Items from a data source

::::

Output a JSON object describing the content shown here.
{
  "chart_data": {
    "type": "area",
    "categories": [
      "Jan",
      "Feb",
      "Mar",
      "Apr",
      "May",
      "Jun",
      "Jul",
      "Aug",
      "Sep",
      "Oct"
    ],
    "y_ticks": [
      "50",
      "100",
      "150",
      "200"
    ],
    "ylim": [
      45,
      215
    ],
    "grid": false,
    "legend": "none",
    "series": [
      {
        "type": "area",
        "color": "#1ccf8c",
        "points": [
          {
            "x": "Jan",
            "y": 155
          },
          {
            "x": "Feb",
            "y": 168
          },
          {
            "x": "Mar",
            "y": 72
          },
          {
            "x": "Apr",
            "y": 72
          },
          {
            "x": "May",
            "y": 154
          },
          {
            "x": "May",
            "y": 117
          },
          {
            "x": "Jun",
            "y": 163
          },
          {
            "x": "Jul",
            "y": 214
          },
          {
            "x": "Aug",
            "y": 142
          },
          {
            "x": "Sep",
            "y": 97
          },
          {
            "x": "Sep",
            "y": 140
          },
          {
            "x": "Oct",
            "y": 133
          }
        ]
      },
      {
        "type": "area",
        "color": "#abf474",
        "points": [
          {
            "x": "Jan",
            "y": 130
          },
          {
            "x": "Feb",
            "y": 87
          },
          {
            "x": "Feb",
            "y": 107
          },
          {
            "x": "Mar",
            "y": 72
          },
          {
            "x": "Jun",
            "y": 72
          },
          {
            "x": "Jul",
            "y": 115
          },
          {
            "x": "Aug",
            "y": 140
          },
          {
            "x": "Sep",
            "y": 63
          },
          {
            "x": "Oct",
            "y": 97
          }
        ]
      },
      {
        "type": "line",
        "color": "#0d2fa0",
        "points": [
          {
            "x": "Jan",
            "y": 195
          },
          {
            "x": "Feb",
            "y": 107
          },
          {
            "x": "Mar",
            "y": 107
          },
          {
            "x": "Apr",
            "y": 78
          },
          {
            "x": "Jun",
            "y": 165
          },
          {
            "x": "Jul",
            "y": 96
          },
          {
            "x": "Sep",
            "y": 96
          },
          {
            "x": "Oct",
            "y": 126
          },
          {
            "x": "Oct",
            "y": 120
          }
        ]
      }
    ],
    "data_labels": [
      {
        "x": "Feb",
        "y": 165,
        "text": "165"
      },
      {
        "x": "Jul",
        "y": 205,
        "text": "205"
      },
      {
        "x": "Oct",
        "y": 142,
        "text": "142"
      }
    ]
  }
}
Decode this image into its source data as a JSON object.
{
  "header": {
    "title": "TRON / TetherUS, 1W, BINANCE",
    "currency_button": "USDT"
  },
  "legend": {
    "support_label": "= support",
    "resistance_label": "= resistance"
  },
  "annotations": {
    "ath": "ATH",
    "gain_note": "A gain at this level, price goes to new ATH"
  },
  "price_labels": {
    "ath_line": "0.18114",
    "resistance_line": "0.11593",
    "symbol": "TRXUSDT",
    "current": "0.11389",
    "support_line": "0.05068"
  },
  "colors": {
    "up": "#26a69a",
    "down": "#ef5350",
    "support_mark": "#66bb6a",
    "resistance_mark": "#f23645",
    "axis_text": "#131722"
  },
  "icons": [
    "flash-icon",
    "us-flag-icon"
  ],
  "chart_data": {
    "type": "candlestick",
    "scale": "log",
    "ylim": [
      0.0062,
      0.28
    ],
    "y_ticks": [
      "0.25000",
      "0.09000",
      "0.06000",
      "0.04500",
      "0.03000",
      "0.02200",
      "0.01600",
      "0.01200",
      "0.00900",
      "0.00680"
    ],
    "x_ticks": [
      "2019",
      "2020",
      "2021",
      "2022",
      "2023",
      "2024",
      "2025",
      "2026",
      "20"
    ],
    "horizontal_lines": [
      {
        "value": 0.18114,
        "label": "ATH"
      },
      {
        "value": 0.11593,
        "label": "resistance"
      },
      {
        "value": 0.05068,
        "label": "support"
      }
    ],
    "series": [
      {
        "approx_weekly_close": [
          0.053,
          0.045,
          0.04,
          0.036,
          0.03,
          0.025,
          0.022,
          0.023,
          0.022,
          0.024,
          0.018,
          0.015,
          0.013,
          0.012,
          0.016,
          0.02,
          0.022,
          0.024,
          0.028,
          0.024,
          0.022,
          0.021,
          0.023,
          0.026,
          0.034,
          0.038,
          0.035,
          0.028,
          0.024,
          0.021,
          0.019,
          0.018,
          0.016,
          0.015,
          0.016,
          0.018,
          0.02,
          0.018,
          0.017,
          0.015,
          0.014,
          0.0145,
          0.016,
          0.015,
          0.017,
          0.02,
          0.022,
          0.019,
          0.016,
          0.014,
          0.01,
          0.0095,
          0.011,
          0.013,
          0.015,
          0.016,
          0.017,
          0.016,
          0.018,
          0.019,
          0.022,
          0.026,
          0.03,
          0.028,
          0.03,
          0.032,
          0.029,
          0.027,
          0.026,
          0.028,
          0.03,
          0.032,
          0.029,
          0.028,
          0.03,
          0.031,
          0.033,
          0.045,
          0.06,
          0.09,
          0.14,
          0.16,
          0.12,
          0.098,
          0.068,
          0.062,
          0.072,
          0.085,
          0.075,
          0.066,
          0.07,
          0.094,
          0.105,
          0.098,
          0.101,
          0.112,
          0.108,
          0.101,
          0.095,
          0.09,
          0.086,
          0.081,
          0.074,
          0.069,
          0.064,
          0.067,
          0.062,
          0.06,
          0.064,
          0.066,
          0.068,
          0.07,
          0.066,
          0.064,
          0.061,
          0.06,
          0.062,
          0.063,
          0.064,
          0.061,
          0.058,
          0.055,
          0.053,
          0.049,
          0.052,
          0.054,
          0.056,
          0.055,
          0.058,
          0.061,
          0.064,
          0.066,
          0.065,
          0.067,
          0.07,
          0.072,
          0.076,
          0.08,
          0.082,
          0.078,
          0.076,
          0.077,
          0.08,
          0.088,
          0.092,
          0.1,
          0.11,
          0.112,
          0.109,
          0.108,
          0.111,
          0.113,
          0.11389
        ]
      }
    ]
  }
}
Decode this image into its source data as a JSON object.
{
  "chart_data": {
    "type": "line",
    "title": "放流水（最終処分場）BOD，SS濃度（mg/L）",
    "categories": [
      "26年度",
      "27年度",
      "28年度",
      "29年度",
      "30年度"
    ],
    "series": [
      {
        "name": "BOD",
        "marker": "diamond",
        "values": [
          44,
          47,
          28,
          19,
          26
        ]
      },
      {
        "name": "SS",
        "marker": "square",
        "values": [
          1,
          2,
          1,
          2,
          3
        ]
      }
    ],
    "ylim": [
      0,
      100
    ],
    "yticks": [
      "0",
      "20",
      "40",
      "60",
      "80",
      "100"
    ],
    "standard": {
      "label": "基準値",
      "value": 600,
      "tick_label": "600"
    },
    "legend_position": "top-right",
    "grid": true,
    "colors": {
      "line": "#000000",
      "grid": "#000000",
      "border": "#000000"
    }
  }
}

::::

OBJECTIVE
Print back all the lines verbatim.

WRITTEN ANSWER
Output a JSON object describing the content shown here.
{
  "chart_data": {
    "type": "area",
    "categories": [
      "Jan",
      "Feb",
      "Mar",
      "Apr",
      "May",
      "Jun",
      "Jul",
      "Aug",
      "Sep",
      "Oct"
    ],
    "y_ticks": [
      "50",
      "100",
      "150",
      "200"
    ],
    "ylim": [
      45,
      215
    ],
    "grid": false,
    "legend": "none",
    "series": [
      {
        "type": "area",
        "color": "#1ccf8c",
        "points": [
          {
            "x": "Jan",
            "y": 155
          },
          {
            "x": "Feb",
            "y": 168
          },
          {
            "x": "Mar",
            "y": 72
          },
          {
            "x": "Apr",
            "y": 72
          },
          {
            "x": "May",
            "y": 154
          },
          {
            "x": "May",
            "y": 117
          },
          {
            "x": "Jun",
            "y": 163
          },
          {
            "x": "Jul",
            "y": 214
          },
          {
            "x": "Aug",
            "y": 142
          },
          {
            "x": "Sep",
            "y": 97
          },
          {
            "x": "Sep",
            "y": 140
          },
          {
            "x": "Oct",
            "y": 133
          }
        ]
      },
      {
        "type": "area",
        "color": "#abf474",
        "points": [
          {
            "x": "Jan",
            "y": 130
          },
          {
            "x": "Feb",
            "y": 87
          },
          {
            "x": "Feb",
            "y": 107
          },
          {
            "x": "Mar",
            "y": 72
          },
          {
            "x": "Jun",
            "y": 72
          },
          {
            "x": "Jul",
            "y": 115
          },
          {
            "x": "Aug",
            "y": 140
          },
          {
            "x": "Sep",
            "y": 63
          },
          {
            "x": "Oct",
            "y": 97
          }
        ]
      },
      {
        "type": "line",
        "color": "#0d2fa0",
        "points": [
          {
            "x": "Jan",
            "y": 195
          },
          {
            "x": "Feb",
            "y": 107
          },
          {
            "x": "Mar",
            "y": 107
          },
          {
            "x": "Apr",
            "y": 78
          },
          {
            "x": "Jun",
            "y": 165
          },
          {
            "x": "Jul",
            "y": 96
          },
          {
            "x": "Sep",
            "y": 96
          },
          {
            "x": "Oct",
            "y": 126
          },
          {
            "x": "Oct",
            "y": 120
          }
        ]
      }
    ],
    "data_labels": [
      {
        "x": "Feb",
        "y": 165,
        "text": "165"
      },
      {
        "x": "Jul",
        "y": 205,
        "text": "205"
      },
      {
        "x": "Oct",
        "y": 142,
        "text": "142"
      }
    ]
  }
}
Decode this image into its source data as a JSON object.
{
  "header": {
    "title": "TRON / TetherUS, 1W, BINANCE",
    "currency_button": "USDT"
  },
  "legend": {
    "support_label": "= support",
    "resistance_label": "= resistance"
  },
  "annotations": {
    "ath": "ATH",
    "gain_note": "A gain at this level, price goes to new ATH"
  },
  "price_labels": {
    "ath_line": "0.18114",
    "resistance_line": "0.11593",
    "symbol": "TRXUSDT",
    "current": "0.11389",
    "support_line": "0.05068"
  },
  "colors": {
    "up": "#26a69a",
    "down": "#ef5350",
    "support_mark": "#66bb6a",
    "resistance_mark": "#f23645",
    "axis_text": "#131722"
  },
  "icons": [
    "flash-icon",
    "us-flag-icon"
  ],
  "chart_data": {
    "type": "candlestick",
    "scale": "log",
    "ylim": [
      0.0062,
      0.28
    ],
    "y_ticks": [
      "0.25000",
      "0.09000",
      "0.06000",
      "0.04500",
      "0.03000",
      "0.02200",
      "0.01600",
      "0.01200",
      "0.00900",
      "0.00680"
    ],
    "x_ticks": [
      "2019",
      "2020",
      "2021",
      "2022",
      "2023",
      "2024",
      "2025",
      "2026",
      "20"
    ],
    "horizontal_lines": [
      {
        "value": 0.18114,
        "label": "ATH"
      },
      {
        "value": 0.11593,
        "label": "resistance"
      },
      {
        "value": 0.05068,
        "label": "support"
      }
    ],
    "series": [
      {
        "approx_weekly_close": [
          0.053,
          0.045,
          0.04,
          0.036,
          0.03,
          0.025,
          0.022,
          0.023,
          0.022,
          0.024,
          0.018,
          0.015,
          0.013,
          0.012,
          0.016,
          0.02,
          0.022,
          0.024,
          0.028,
          0.024,
          0.022,
          0.021,
          0.023,
          0.026,
          0.034,
          0.038,
          0.035,
          0.028,
          0.024,
          0.021,
          0.019,
          0.018,
          0.016,
          0.015,
          0.016,
          0.018,
          0.02,
          0.018,
          0.017,
          0.015,
          0.014,
          0.0145,
          0.016,
          0.015,
          0.017,
          0.02,
          0.022,
          0.019,
          0.016,
          0.014,
          0.01,
          0.0095,
          0.011,
          0.013,
          0.015,
          0.016,
          0.017,
          0.016,
          0.018,
          0.019,
          0.022,
          0.026,
          0.03,
          0.028,
          0.03,
          0.032,
          0.029,
          0.027,
          0.026,
          0.028,
          0.03,
          0.032,
          0.029,
          0.028,
          0.03,
          0.031,
          0.033,
          0.045,
          0.06,
          0.09,
          0.14,
          0.16,
          0.12,
          0.098,
          0.068,
          0.062,
          0.072,
          0.085,
          0.075,
          0.066,
          0.07,
          0.094,
          0.105,
          0.098,
          0.101,
          0.112,
          0.108,
          0.101,
          0.095,
          0.09,
          0.086,
          0.081,
          0.074,
          0.069,
          0.064,
          0.067,
          0.062,
          0.06,
          0.064,
          0.066,
          0.068,
          0.07,
          0.066,
          0.064,
          0.061,
          0.06,
          0.062,
          0.063,
          0.064,
          0.061,
          0.058,
          0.055,
          0.053,
          0.049,
          0.052,
          0.054,
          0.056,
          0.055,
          0.058,
          0.061,
          0.064,
          0.066,
          0.065,
          0.067,
          0.07,
          0.072,
          0.076,
          0.08,
          0.082,
          0.078,
          0.076,
          0.077,
          0.08,
          0.088,
          0.092,
          0.1,
          0.11,
          0.112,
          0.109,
          0.108,
          0.111,
          0.113,
          0.11389
        ]
      }
    ]
  }
}
Decode this image into its source data as a JSON object.
{
  "chart_data": {
    "type": "line",
    "title": "放流水（最終処分場）BOD，SS濃度（mg/L）",
    "categories": [
      "26年度",
      "27年度",
      "28年度",
      "29年度",
      "30年度"
    ],
    "series": [
      {
        "name": "BOD",
        "marker": "diamond",
        "values": [
          44,
          47,
          28,
          19,
          26
        ]
      },
      {
        "name": "SS",
        "marker": "square",
        "values": [
          1,
          2,
          1,
          2,
          3
        ]
      }
    ],
    "ylim": [
      0,
      100
    ],
    "yticks": [
      "0",
      "20",
      "40",
      "60",
      "80",
      "100"
    ],
    "standard": {
      "label": "基準値",
      "value": 600,
      "tick_label": "600"
    },
    "legend_position": "top-right",
    "grid": true,
    "colors": {
      "line": "#000000",
      "grid": "#000000",
      "border": "#000000"
    }
  }
}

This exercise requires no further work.